Directions>
Leave out the pictures and copy everything else in the entries exactly.
[START OF Provided information]
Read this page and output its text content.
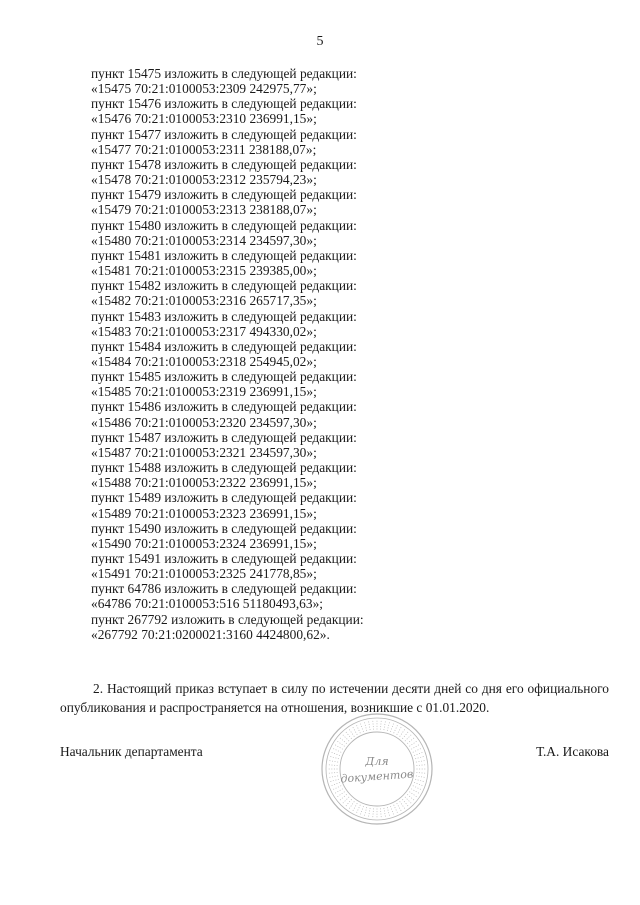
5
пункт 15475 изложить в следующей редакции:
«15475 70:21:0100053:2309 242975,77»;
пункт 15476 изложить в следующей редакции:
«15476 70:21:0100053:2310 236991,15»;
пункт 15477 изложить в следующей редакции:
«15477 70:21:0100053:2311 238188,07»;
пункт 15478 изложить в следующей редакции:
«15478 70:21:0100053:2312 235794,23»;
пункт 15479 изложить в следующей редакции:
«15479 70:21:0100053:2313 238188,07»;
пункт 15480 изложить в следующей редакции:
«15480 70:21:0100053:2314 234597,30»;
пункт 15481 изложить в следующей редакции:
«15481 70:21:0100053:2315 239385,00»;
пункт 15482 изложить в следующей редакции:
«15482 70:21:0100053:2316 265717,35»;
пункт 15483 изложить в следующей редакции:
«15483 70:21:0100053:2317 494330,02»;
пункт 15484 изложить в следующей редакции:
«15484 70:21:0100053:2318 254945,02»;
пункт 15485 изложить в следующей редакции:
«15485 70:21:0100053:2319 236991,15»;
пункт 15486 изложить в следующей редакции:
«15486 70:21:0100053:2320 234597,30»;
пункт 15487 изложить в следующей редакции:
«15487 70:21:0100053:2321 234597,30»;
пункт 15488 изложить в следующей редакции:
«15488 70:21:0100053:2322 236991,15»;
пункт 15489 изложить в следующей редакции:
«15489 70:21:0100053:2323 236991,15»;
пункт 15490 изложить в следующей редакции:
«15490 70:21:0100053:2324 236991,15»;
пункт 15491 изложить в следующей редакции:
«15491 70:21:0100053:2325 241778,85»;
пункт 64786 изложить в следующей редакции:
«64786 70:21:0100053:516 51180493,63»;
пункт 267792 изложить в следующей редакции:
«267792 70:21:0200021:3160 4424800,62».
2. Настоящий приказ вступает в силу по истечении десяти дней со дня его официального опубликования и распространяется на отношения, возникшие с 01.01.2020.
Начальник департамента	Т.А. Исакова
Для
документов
[END OF Provided information]
Result for this task>
Read this page and output its text content.
5
пункт 15475 изложить в следующей редакции:
«15475 70:21:0100053:2309 242975,77»;
пункт 15476 изложить в следующей редакции:
«15476 70:21:0100053:2310 236991,15»;
пункт 15477 изложить в следующей редакции:
«15477 70:21:0100053:2311 238188,07»;
пункт 15478 изложить в следующей редакции:
«15478 70:21:0100053:2312 235794,23»;
пункт 15479 изложить в следующей редакции:
«15479 70:21:0100053:2313 238188,07»;
пункт 15480 изложить в следующей редакции:
«15480 70:21:0100053:2314 234597,30»;
пункт 15481 изложить в следующей редакции:
«15481 70:21:0100053:2315 239385,00»;
пункт 15482 изложить в следующей редакции:
«15482 70:21:0100053:2316 265717,35»;
пункт 15483 изложить в следующей редакции:
«15483 70:21:0100053:2317 494330,02»;
пункт 15484 изложить в следующей редакции:
«15484 70:21:0100053:2318 254945,02»;
пункт 15485 изложить в следующей редакции:
«15485 70:21:0100053:2319 236991,15»;
пункт 15486 изложить в следующей редакции:
«15486 70:21:0100053:2320 234597,30»;
пункт 15487 изложить в следующей редакции:
«15487 70:21:0100053:2321 234597,30»;
пункт 15488 изложить в следующей редакции:
«15488 70:21:0100053:2322 236991,15»;
пункт 15489 изложить в следующей редакции:
«15489 70:21:0100053:2323 236991,15»;
пункт 15490 изложить в следующей редакции:
«15490 70:21:0100053:2324 236991,15»;
пункт 15491 изложить в следующей редакции:
«15491 70:21:0100053:2325 241778,85»;
пункт 64786 изложить в следующей редакции:
«64786 70:21:0100053:516 51180493,63»;
пункт 267792 изложить в следующей редакции:
«267792 70:21:0200021:3160 4424800,62».
2. Настоящий приказ вступает в силу по истечении десяти дней со дня его официального опубликования и распространяется на отношения, возникшие с 01.01.2020.
Начальник департамента	Т.А. Исакова
Для
документов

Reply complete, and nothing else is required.